*WORK TO DO*: In the excerpt about Sheila Allen's views on downtown Davis, which location for a new parking garage did she dislike?

*EXCERPT*:
+---+

We moved on to talking about the Davis Downtown.  She said that while people have questions and problems with parking, “I think it’s awesome that when I come here that it’s so busy that I have a hard time finding a place to park.”

She noted other communities that have seen their downtowns decline and Davis has a very vibrant downtown.    Ms. Allen did acknowledge the need to deal with the parking issue and was generally supportive of the parking task force’s seventeen recommendations.

“I don’t know everything about the paid parking issue,” she said.  “I personally don’t mind having some paid parking that gives people the option if they don’t mind paying and they want to zip in and out.”  She also sees it as a potential revenue source and that all but one of the business people she had spoken with believe paid parking would be fine.

She supports the identification of a location for a new parking garage but did not like the E and F street location of the previous proposal.

We moved back to a discussion of the budget and the city’s current fiscal crisis.

Sheila Allen stated that she was “interested in looking at both sides of the coin,” and “I don’t think we can cut our way out of that, so there has to be some revenue enhancements along with it.”  She added, “We need to look at what we’re spending our money on and what are our priorities.”

+---+

*DATA*:

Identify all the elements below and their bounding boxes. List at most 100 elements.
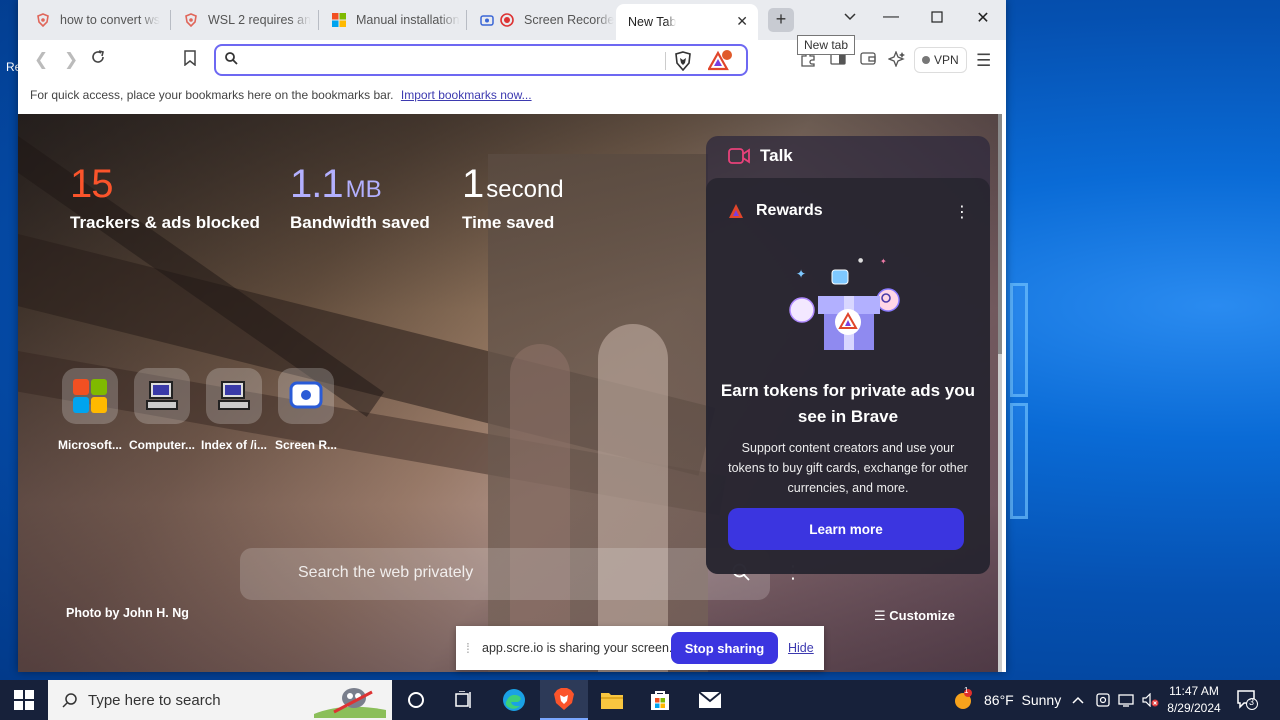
brave-rewards-icon[interactable]: [707, 50, 734, 77]
top-site-tile[interactable]: Computer...: [126, 368, 198, 452]
new-tab-button[interactable]: +: [768, 8, 794, 32]
rewards-headline: Earn tokens for private ads you see in B…: [720, 381, 976, 426]
sun-weather-icon: [955, 689, 972, 709]
customize-icon: ☰: [874, 608, 890, 623]
wallet-icon[interactable]: [860, 51, 876, 69]
cortana-button[interactable]: [392, 680, 440, 720]
store-bag-icon: [651, 691, 669, 710]
svg-text:✦: ✦: [880, 257, 887, 266]
svg-text:✦: ✦: [796, 267, 806, 281]
import-bookmarks-link[interactable]: Import bookmarks now...: [401, 88, 532, 102]
hamburger-menu-icon[interactable]: ☰: [976, 51, 991, 71]
customize-button[interactable]: ☰ Customize: [874, 608, 955, 624]
edge-icon: [503, 689, 525, 711]
windows-start-icon[interactable]: [14, 690, 34, 715]
brave-shield-icon: [184, 13, 198, 27]
back-button[interactable]: ❮: [34, 50, 48, 70]
talk-camera-icon: [728, 148, 750, 164]
brave-rewards-icon: [729, 204, 743, 218]
hide-link[interactable]: Hide: [788, 641, 814, 655]
search-highlight-mascot-icon: [314, 684, 386, 720]
tab-how-to-convert[interactable]: how to convert ws: [24, 6, 166, 34]
tab-title: Screen Recorde: [524, 13, 614, 27]
tab-title: New Tab: [628, 15, 677, 29]
reload-button[interactable]: [90, 49, 106, 70]
screen-recorder-icon: [480, 13, 494, 27]
network-icon[interactable]: [1118, 680, 1134, 720]
taskbar-search-box[interactable]: Type here to search: [48, 680, 392, 720]
task-view-button[interactable]: [440, 680, 488, 720]
stat-value: 15: [70, 162, 113, 206]
new-tab-page: 15 Trackers & ads blocked 1.1 MB Bandwidt…: [18, 114, 1002, 672]
ntp-search-box[interactable]: Search the web privately ⋮: [240, 548, 802, 600]
tab-separator: [170, 10, 171, 30]
stat-label: Trackers & ads blocked: [70, 213, 260, 232]
tab-title: WSL 2 requires an: [208, 13, 312, 27]
rewards-gift-illustration-icon: ✦ ✦ ●: [788, 252, 908, 367]
tab-wsl2[interactable]: WSL 2 requires an: [172, 6, 314, 34]
screen-share-bar: ⁞ app.scre.io is sharing your screen. St…: [456, 626, 824, 670]
bookmark-icon[interactable]: [184, 50, 196, 71]
ntp-scrollbar[interactable]: [998, 114, 1002, 672]
stat-label: Time saved: [462, 213, 555, 232]
talk-widget-header[interactable]: Talk: [728, 146, 793, 166]
volume-muted-icon[interactable]: [1142, 680, 1160, 720]
rewards-description: Support content creators and use your to…: [728, 441, 968, 495]
tab-screen-recorder[interactable]: Screen Recorde: [468, 6, 614, 34]
meet-now-icon[interactable]: [1096, 680, 1110, 720]
top-site-name: Computer...: [128, 438, 195, 452]
tab-strip: how to convert ws WSL 2 requires an Manu…: [18, 0, 1006, 40]
close-tab-icon[interactable]: ✕: [736, 13, 748, 30]
top-site-tile[interactable]: Index of /i...: [198, 368, 270, 452]
maximize-button[interactable]: [922, 8, 952, 28]
taskbar-clock[interactable]: 11:47 AM 8/29/2024: [1162, 683, 1226, 717]
computer-icon: [206, 368, 262, 424]
microsoft-logo-icon: [332, 13, 346, 27]
search-icon: [62, 693, 77, 708]
rewards-menu-kebab-icon[interactable]: ⋮: [954, 202, 970, 222]
tab-separator: [466, 10, 467, 30]
tab-search-chevron-icon[interactable]: [844, 10, 856, 25]
leo-ai-icon[interactable]: [887, 50, 906, 71]
brave-taskbar-app[interactable]: [540, 680, 588, 720]
show-hidden-icons-chevron-icon[interactable]: [1072, 680, 1084, 720]
computer-icon: [134, 368, 190, 424]
action-center-button[interactable]: 3: [1236, 688, 1258, 715]
vpn-button[interactable]: VPN: [914, 47, 967, 73]
learn-more-button[interactable]: Learn more: [728, 508, 964, 550]
tab-separator: [318, 10, 319, 30]
minimize-button[interactable]: —: [876, 8, 906, 26]
mail-taskbar-app[interactable]: [686, 680, 734, 720]
tab-title: how to convert ws: [60, 13, 161, 27]
edge-taskbar-app[interactable]: [490, 680, 538, 720]
file-explorer-taskbar-app[interactable]: [588, 680, 636, 720]
weather-widget[interactable]: 1 86°F Sunny: [952, 680, 1061, 720]
forward-button[interactable]: ❯: [64, 50, 78, 70]
share-message: app.scre.io is sharing your screen.: [482, 641, 673, 655]
folder-icon: [601, 693, 623, 709]
stat-time-saved: 1 second Time saved: [462, 162, 564, 233]
brave-shields-icon[interactable]: [674, 51, 692, 76]
brave-lion-icon: [554, 688, 574, 710]
bridge-photo-arch: [598, 324, 668, 672]
scrollbar-thumb[interactable]: [998, 114, 1002, 354]
top-site-tile[interactable]: Microsoft...: [54, 368, 126, 452]
vpn-status-icon: [922, 56, 930, 64]
address-bar[interactable]: [214, 44, 748, 76]
top-site-name: Screen R...: [274, 438, 338, 452]
bookmarks-bar-hint: For quick access, place your bookmarks h…: [30, 88, 394, 102]
vpn-label: VPN: [934, 53, 959, 67]
drag-handle-icon[interactable]: ⁞: [466, 640, 470, 656]
tab-new-tab[interactable]: New Tab ✕: [616, 4, 758, 40]
stop-sharing-button[interactable]: Stop sharing: [671, 632, 778, 664]
stat-trackers-blocked: 15 Trackers & ads blocked: [70, 162, 260, 233]
close-window-button[interactable]: ✕: [968, 8, 998, 28]
rewards-header: Rewards: [728, 202, 823, 220]
photo-credit: Photo by John H. Ng: [66, 606, 189, 620]
store-taskbar-app[interactable]: [636, 680, 684, 720]
stat-value: 1: [462, 162, 484, 206]
tab-manual-installation[interactable]: Manual installation: [320, 6, 462, 34]
stat-unit: MB: [345, 176, 382, 203]
top-site-tile[interactable]: Screen R...: [270, 368, 342, 452]
address-input[interactable]: [246, 50, 646, 70]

+---+

*WRITTEN REPLY*: The E and F street location of the previous proposal.